═════ Data in this exercise ═════

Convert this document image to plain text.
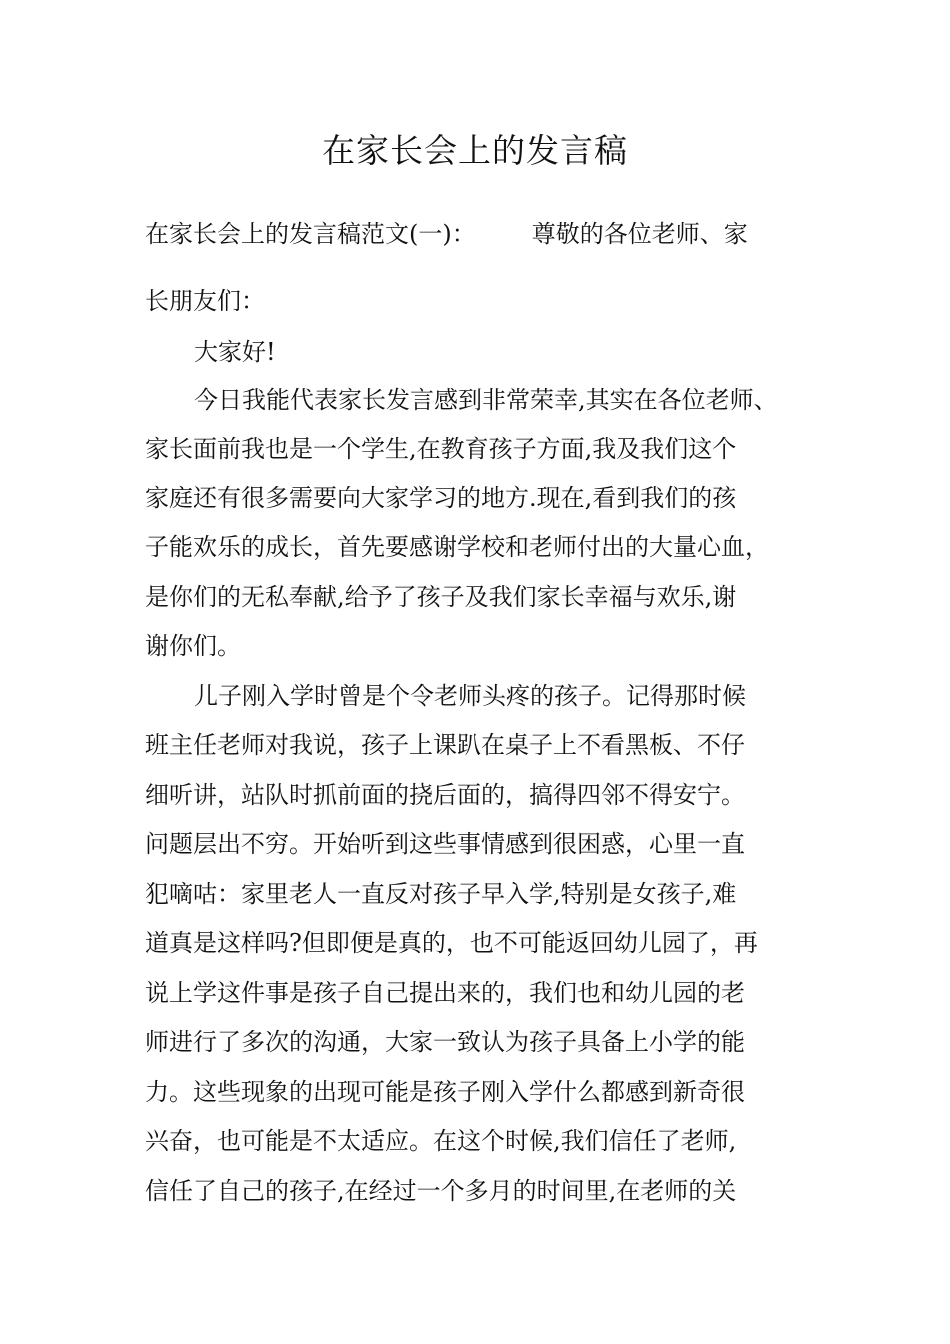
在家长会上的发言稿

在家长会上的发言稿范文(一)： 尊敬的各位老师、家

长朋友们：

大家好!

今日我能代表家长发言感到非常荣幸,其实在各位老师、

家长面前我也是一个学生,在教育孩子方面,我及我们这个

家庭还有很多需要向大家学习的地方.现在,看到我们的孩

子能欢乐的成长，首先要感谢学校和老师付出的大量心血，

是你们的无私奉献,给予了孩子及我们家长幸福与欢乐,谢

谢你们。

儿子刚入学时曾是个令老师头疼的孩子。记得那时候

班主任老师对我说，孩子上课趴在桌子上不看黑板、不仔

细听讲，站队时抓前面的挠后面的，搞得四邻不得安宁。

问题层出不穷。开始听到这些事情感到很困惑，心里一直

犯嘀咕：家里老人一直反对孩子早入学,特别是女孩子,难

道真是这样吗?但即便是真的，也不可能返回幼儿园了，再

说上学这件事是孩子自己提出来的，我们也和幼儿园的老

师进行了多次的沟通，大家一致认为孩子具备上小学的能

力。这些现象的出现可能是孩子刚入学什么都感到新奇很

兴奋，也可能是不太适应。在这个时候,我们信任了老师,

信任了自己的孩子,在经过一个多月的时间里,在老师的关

═════

Set problem
Images in the data above are to be skipped. Retype all other material exactly.

Answer in full
Convert this document image to plain text.
在家长会上的发言稿

在家长会上的发言稿范文(一)： 尊敬的各位老师、家

长朋友们：

大家好!

今日我能代表家长发言感到非常荣幸,其实在各位老师、

家长面前我也是一个学生,在教育孩子方面,我及我们这个

家庭还有很多需要向大家学习的地方.现在,看到我们的孩

子能欢乐的成长，首先要感谢学校和老师付出的大量心血，

是你们的无私奉献,给予了孩子及我们家长幸福与欢乐,谢

谢你们。

儿子刚入学时曾是个令老师头疼的孩子。记得那时候

班主任老师对我说，孩子上课趴在桌子上不看黑板、不仔

细听讲，站队时抓前面的挠后面的，搞得四邻不得安宁。

问题层出不穷。开始听到这些事情感到很困惑，心里一直

犯嘀咕：家里老人一直反对孩子早入学,特别是女孩子,难

道真是这样吗?但即便是真的，也不可能返回幼儿园了，再

说上学这件事是孩子自己提出来的，我们也和幼儿园的老

师进行了多次的沟通，大家一致认为孩子具备上小学的能

力。这些现象的出现可能是孩子刚入学什么都感到新奇很

兴奋，也可能是不太适应。在这个时候,我们信任了老师,

信任了自己的孩子,在经过一个多月的时间里,在老师的关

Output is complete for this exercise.